** start of RAW DATA **
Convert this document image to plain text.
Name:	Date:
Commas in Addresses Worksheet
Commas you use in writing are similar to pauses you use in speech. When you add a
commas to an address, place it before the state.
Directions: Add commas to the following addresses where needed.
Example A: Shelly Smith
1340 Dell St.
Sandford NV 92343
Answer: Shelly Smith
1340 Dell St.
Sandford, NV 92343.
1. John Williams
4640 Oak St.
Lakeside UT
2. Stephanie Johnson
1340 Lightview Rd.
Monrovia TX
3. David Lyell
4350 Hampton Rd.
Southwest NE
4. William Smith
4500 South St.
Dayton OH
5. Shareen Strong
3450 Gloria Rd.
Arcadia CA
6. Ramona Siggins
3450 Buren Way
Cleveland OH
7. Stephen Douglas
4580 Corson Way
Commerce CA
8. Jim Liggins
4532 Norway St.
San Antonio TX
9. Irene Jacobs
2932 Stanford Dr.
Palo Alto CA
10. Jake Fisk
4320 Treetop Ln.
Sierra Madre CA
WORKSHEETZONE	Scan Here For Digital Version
** end of RAW DATA **
** start of RAW DATA **
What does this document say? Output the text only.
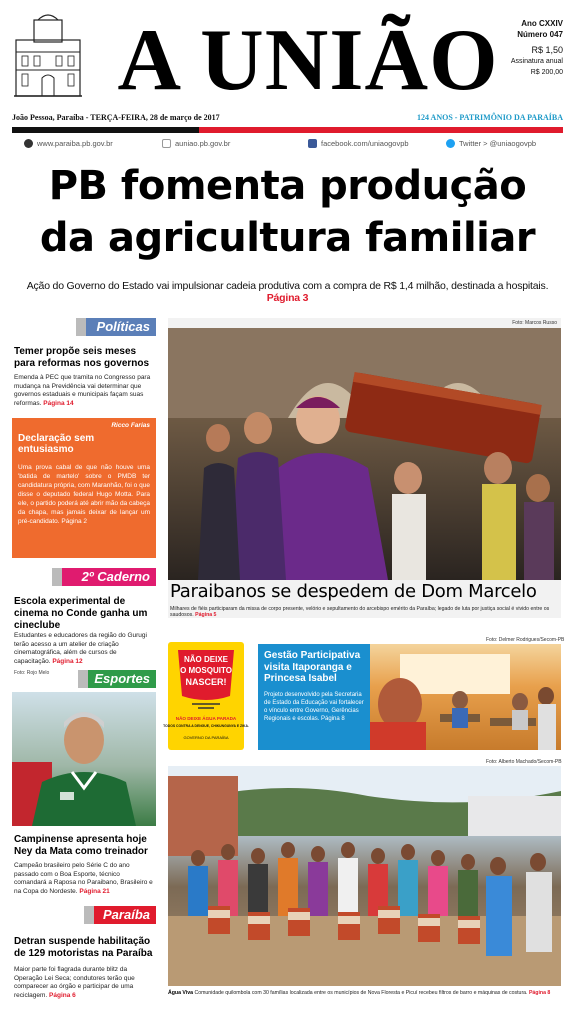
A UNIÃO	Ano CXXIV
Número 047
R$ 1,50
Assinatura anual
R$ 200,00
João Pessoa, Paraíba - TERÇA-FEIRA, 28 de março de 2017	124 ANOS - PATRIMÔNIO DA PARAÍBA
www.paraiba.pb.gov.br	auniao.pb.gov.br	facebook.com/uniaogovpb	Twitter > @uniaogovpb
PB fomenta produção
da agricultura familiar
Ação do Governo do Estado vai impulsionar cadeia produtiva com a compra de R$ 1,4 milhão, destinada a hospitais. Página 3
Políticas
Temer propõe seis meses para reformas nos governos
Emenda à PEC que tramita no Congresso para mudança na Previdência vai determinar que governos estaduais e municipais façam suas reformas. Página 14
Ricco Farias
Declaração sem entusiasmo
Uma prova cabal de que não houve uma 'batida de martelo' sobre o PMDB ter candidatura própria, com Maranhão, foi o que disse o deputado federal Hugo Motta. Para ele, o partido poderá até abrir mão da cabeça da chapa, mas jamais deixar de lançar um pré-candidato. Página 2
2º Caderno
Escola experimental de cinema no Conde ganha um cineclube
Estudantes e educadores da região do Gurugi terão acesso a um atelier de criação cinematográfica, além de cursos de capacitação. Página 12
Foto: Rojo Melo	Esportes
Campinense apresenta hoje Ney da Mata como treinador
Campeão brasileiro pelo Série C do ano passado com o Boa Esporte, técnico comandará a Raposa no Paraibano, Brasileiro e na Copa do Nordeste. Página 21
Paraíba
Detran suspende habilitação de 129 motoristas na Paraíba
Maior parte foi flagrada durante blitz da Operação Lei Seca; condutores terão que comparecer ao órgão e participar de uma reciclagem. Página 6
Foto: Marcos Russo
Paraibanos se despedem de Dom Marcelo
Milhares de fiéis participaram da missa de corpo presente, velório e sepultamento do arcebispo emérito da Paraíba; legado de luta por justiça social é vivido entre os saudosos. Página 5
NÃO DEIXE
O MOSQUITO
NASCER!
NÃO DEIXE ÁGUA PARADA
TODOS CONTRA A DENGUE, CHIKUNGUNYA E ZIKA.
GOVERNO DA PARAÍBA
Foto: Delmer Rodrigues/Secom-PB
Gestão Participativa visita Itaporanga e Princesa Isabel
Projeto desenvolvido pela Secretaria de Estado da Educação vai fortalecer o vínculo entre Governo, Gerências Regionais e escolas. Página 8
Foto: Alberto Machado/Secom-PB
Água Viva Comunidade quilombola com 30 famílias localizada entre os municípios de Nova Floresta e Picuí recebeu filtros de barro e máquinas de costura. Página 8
** end of RAW DATA **
** start of RAW DATA **
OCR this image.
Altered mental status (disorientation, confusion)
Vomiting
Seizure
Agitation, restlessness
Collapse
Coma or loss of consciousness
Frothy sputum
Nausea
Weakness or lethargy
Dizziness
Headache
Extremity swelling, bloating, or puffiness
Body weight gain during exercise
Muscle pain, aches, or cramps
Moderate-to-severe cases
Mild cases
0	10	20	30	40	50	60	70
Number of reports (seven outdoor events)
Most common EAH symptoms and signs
** end of RAW DATA **
How many lines in the data contain the string "Shelly"? Respond with the number only.

■ **COMPLETE RESPONSE**:
2